Stored data:

--- start ---

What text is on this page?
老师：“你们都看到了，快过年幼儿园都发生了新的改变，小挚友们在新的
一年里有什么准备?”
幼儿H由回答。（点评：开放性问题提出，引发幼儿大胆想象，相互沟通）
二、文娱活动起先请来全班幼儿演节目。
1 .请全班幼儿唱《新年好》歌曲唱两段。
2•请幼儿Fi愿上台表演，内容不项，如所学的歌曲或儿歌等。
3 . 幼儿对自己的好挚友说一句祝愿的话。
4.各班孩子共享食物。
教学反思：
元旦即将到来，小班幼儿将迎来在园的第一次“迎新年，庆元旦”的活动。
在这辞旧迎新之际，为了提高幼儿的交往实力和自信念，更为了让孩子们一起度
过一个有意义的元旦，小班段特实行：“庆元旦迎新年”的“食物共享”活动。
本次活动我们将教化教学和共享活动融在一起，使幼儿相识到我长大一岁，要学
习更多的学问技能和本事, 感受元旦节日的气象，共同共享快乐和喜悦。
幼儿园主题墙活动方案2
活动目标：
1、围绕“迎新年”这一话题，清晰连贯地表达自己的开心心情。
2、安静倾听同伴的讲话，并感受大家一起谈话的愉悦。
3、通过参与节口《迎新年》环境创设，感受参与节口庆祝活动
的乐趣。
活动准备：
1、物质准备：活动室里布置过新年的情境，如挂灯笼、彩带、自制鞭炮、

--- end ---

▶ What to do:
Every entry above needs to be quoted exactly.

▶ Solution to this task:
What text is on this page?
老师：“你们都看到了，快过年幼儿园都发生了新的改变，小挚友们在新的
一年里有什么准备?”
幼儿H由回答。（点评：开放性问题提出，引发幼儿大胆想象，相互沟通）
二、文娱活动起先请来全班幼儿演节目。
1 .请全班幼儿唱《新年好》歌曲唱两段。
2•请幼儿Fi愿上台表演，内容不项，如所学的歌曲或儿歌等。
3 . 幼儿对自己的好挚友说一句祝愿的话。
4.各班孩子共享食物。
教学反思：
元旦即将到来，小班幼儿将迎来在园的第一次“迎新年，庆元旦”的活动。
在这辞旧迎新之际，为了提高幼儿的交往实力和自信念，更为了让孩子们一起度
过一个有意义的元旦，小班段特实行：“庆元旦迎新年”的“食物共享”活动。
本次活动我们将教化教学和共享活动融在一起，使幼儿相识到我长大一岁，要学
习更多的学问技能和本事, 感受元旦节日的气象，共同共享快乐和喜悦。
幼儿园主题墙活动方案2
活动目标：
1、围绕“迎新年”这一话题，清晰连贯地表达自己的开心心情。
2、安静倾听同伴的讲话，并感受大家一起谈话的愉悦。
3、通过参与节口《迎新年》环境创设，感受参与节口庆祝活动
的乐趣。
活动准备：
1、物质准备：活动室里布置过新年的情境，如挂灯笼、彩带、自制鞭炮、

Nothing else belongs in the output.